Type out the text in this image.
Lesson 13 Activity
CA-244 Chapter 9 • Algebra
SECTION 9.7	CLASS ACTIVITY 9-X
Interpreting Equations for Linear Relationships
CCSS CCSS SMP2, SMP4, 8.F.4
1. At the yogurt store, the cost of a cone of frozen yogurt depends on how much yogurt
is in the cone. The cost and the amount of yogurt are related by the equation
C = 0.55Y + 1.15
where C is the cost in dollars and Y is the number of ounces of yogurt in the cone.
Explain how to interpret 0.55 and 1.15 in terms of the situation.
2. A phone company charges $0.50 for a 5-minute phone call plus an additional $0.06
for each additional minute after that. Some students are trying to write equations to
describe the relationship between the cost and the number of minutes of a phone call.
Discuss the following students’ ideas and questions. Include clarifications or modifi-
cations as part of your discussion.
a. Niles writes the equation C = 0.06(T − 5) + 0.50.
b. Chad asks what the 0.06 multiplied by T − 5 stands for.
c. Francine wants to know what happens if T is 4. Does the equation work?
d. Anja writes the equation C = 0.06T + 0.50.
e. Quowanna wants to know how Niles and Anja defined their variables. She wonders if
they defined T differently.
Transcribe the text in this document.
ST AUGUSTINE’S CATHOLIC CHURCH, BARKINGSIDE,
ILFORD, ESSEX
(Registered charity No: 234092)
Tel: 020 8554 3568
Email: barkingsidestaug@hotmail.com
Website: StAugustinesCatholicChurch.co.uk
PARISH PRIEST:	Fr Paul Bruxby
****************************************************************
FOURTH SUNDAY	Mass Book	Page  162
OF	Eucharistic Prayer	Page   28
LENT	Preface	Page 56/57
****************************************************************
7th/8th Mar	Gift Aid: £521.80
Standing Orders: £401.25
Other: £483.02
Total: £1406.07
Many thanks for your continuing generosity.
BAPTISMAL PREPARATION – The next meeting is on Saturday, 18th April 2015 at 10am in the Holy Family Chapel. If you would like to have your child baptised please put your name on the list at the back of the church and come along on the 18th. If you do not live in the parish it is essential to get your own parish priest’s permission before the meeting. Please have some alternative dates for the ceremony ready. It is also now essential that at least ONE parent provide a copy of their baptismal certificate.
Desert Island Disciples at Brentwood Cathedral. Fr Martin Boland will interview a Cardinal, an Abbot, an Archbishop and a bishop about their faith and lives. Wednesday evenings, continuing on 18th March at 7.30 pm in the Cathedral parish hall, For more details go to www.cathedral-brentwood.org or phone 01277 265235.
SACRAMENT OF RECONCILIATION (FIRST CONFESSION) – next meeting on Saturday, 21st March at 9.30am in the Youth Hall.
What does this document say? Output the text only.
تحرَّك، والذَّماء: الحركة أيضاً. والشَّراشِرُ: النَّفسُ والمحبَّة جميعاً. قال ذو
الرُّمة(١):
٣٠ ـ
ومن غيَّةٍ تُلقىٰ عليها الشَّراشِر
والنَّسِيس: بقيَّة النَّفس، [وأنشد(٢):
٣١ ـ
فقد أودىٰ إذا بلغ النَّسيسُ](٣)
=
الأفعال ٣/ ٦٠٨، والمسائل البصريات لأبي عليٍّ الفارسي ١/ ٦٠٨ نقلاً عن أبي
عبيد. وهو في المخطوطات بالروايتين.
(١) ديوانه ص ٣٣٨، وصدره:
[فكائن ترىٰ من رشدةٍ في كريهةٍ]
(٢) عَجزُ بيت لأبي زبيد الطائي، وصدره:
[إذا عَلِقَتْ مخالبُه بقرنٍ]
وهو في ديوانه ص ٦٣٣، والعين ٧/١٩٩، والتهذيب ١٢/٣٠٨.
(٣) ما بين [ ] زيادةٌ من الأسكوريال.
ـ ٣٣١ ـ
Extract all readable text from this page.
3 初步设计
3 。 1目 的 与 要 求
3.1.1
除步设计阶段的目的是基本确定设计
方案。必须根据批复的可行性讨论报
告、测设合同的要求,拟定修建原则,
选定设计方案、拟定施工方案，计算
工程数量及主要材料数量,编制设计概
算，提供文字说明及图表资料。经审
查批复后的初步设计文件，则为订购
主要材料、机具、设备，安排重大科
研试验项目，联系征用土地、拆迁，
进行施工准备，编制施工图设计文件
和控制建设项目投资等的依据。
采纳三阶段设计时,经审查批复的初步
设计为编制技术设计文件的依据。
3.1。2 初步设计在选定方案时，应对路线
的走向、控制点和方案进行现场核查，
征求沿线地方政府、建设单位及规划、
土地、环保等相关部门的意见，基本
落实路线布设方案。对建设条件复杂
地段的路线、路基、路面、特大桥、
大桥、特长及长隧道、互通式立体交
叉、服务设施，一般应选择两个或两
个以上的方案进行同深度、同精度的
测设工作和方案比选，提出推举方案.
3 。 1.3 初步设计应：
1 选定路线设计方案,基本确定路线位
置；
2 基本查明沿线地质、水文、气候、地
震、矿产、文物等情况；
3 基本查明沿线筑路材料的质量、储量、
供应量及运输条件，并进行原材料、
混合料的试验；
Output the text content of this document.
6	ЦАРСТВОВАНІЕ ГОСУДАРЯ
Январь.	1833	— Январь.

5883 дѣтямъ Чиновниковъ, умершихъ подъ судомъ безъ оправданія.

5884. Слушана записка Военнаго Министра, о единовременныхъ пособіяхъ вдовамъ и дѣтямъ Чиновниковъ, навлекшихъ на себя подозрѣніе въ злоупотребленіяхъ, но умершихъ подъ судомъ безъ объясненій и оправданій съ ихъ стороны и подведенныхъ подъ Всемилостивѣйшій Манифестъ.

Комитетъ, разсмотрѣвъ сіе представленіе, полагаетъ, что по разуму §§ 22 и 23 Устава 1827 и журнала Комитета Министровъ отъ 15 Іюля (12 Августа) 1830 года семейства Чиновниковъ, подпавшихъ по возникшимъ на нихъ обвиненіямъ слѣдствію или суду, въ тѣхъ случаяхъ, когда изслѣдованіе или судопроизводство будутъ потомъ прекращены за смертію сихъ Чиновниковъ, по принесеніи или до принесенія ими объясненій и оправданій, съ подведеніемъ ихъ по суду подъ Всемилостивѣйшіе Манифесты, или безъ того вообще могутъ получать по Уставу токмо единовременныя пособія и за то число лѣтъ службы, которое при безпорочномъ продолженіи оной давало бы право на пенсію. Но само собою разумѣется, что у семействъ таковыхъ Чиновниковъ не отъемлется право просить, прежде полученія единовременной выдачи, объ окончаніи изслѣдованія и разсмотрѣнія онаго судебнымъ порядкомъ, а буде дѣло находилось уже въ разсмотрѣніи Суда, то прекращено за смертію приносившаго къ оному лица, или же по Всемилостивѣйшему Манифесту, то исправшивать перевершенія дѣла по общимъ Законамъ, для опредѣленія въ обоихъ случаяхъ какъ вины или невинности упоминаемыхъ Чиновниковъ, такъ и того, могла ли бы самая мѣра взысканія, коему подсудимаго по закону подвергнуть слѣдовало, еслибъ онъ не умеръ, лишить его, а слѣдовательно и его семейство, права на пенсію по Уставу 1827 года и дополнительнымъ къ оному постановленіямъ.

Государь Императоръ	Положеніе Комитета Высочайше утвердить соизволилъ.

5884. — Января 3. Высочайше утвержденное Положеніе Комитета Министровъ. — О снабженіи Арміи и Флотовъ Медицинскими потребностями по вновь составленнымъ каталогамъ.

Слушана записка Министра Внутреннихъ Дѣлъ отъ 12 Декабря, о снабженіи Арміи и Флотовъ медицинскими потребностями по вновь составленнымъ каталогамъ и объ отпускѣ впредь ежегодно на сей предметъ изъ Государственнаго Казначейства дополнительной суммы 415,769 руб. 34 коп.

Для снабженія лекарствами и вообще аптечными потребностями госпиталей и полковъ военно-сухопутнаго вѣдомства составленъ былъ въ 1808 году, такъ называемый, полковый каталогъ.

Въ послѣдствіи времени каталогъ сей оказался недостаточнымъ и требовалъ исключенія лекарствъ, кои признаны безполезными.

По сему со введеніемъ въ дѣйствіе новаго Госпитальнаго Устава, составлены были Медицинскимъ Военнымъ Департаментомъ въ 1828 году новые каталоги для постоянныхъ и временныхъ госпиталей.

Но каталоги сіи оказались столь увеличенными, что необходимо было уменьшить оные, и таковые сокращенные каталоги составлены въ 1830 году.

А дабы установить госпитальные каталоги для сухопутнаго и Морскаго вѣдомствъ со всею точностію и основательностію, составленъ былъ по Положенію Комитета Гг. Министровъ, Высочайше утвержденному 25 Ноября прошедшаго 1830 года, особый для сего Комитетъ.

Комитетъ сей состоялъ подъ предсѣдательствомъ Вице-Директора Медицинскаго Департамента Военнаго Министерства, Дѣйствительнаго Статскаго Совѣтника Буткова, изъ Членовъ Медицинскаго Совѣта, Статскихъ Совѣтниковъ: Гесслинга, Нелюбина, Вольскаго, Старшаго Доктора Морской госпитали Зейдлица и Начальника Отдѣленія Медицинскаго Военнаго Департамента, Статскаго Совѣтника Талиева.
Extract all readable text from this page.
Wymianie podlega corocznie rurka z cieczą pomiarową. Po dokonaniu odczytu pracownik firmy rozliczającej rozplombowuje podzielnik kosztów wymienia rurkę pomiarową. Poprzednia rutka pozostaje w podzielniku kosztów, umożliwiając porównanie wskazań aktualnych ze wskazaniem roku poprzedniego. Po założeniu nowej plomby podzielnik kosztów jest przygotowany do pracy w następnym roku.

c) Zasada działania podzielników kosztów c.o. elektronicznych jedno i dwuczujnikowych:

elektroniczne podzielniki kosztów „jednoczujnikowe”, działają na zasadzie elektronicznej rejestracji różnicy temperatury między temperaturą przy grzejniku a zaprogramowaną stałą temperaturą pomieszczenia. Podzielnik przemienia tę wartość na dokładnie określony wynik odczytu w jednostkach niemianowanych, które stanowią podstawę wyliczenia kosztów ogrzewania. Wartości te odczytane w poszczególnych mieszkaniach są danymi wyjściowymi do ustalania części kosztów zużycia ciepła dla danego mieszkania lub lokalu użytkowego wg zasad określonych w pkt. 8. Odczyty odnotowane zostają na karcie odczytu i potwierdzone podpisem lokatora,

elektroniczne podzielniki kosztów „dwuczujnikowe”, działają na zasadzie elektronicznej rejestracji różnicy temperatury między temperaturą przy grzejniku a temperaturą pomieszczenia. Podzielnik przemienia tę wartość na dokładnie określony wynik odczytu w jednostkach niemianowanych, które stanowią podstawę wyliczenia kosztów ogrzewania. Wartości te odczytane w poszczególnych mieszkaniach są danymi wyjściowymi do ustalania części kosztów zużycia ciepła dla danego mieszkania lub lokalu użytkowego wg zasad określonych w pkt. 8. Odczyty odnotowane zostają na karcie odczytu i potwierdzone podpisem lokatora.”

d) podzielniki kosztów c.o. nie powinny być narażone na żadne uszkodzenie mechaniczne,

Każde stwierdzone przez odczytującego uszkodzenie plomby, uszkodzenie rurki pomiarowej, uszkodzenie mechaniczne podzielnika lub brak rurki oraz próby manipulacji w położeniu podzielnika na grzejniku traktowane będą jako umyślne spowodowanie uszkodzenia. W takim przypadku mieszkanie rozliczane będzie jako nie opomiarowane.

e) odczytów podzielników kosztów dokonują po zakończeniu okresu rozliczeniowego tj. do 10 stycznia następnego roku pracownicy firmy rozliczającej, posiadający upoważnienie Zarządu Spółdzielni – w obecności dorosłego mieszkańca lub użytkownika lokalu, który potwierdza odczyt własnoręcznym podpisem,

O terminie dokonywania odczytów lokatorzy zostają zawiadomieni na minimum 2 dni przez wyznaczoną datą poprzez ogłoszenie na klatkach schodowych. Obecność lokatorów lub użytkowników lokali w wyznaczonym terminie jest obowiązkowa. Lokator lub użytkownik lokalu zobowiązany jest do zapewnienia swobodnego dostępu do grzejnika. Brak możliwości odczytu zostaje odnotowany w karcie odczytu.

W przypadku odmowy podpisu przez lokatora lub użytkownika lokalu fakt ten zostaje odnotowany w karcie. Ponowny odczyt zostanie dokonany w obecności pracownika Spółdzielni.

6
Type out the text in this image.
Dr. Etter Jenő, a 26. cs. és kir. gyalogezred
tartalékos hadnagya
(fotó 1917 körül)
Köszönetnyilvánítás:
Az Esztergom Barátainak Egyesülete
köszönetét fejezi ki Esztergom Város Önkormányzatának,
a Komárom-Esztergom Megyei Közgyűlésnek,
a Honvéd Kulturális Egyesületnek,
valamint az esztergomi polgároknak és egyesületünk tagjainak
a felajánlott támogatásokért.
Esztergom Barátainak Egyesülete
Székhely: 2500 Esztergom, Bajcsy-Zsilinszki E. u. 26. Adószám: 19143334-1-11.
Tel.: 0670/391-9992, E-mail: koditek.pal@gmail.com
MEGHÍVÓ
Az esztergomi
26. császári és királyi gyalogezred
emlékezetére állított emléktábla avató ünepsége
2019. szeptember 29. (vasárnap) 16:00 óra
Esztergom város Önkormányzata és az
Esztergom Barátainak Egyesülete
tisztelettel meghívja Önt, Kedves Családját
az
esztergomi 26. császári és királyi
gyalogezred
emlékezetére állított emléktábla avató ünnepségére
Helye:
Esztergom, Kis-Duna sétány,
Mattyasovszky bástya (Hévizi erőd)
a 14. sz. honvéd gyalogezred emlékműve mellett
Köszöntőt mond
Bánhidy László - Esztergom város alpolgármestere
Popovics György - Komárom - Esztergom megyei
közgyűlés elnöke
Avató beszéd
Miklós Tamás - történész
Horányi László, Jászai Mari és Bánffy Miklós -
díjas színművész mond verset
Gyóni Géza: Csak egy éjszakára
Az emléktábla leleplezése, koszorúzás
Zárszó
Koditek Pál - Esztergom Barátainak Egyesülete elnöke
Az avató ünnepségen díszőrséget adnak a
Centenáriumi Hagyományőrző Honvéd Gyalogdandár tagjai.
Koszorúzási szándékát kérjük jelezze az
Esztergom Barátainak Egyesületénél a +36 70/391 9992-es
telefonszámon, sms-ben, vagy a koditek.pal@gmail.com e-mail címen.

REQUIREMENT — Tally the lines above containing "لأبي". Answer with the count only.

ANSWER TO THE TASK — 2